EXERCISE AIM -
State the number of lines with the string "icon" in them, and nothing else.

• • • •

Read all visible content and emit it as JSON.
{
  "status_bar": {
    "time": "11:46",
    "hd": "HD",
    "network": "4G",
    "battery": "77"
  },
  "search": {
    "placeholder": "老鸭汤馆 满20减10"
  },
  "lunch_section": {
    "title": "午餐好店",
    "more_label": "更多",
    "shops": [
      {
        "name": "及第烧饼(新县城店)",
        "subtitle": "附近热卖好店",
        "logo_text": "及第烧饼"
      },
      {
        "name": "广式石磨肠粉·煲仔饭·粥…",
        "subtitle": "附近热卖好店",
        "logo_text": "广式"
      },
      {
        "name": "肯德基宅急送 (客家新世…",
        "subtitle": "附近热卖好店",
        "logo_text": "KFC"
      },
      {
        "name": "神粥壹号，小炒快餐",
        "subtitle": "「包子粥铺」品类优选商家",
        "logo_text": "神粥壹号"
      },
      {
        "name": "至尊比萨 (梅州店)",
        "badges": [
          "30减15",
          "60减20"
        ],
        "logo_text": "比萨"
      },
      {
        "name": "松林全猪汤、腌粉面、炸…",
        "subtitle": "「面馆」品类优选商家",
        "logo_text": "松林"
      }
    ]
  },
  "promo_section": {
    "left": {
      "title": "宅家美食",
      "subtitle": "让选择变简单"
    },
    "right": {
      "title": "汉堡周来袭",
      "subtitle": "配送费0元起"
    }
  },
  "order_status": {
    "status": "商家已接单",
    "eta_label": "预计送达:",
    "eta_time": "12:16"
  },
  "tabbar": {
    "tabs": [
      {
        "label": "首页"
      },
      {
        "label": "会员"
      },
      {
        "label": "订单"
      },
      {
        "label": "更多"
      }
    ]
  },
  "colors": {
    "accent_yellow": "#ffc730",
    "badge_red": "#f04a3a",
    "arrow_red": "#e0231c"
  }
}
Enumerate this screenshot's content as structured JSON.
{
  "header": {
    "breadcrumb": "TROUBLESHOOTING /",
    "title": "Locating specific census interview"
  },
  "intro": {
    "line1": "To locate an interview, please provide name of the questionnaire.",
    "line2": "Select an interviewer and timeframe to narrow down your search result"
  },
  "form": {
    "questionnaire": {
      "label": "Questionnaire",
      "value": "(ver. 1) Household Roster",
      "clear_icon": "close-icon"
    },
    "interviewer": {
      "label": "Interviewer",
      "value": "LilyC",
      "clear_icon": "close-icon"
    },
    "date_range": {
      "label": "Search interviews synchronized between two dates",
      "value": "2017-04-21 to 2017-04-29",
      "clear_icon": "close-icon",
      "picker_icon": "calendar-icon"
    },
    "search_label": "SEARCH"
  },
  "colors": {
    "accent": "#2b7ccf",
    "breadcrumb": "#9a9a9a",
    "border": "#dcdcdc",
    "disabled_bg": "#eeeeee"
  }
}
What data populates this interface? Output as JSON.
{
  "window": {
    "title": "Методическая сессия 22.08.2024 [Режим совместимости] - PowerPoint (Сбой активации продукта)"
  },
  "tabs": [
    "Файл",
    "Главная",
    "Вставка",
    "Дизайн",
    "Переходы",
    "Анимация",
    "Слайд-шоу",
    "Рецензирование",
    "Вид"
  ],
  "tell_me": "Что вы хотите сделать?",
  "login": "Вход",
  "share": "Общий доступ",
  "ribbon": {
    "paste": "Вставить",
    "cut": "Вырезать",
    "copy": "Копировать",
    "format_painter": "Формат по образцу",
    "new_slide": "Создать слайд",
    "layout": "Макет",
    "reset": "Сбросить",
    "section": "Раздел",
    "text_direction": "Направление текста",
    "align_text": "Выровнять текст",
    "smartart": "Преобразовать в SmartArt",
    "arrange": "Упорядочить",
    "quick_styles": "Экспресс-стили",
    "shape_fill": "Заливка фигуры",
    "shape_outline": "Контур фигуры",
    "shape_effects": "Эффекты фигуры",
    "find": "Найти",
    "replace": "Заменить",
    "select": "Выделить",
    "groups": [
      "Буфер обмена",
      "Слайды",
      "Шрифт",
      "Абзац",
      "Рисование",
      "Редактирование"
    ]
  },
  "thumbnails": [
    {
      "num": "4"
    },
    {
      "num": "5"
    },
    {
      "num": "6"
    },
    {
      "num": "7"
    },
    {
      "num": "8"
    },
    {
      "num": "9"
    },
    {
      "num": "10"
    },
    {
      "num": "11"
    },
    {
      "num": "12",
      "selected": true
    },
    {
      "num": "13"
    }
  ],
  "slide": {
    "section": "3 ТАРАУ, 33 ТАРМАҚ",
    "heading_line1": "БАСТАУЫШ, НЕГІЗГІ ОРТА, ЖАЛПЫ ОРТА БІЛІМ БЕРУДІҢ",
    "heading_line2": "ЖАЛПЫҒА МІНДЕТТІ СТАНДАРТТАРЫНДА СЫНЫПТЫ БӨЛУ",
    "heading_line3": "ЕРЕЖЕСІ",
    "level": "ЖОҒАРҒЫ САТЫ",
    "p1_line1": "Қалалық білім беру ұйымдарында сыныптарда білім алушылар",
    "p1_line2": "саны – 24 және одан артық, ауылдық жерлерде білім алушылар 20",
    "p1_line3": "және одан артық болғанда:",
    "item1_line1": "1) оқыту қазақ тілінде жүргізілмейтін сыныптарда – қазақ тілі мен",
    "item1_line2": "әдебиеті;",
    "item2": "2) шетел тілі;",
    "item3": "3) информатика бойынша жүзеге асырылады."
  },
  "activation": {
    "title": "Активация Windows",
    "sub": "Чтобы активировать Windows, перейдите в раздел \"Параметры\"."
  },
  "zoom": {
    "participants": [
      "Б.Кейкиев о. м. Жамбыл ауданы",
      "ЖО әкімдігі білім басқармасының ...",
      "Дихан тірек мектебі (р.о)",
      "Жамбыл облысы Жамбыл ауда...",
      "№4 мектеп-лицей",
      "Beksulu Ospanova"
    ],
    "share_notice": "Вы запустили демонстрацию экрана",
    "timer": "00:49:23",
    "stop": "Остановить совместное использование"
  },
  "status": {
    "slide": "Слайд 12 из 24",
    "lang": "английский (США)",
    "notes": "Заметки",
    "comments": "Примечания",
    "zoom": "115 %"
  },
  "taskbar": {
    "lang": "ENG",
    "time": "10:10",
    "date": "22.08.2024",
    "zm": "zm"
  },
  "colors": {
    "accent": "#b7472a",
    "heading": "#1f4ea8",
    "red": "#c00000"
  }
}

• • • •

EXPECTED ANSWER -
4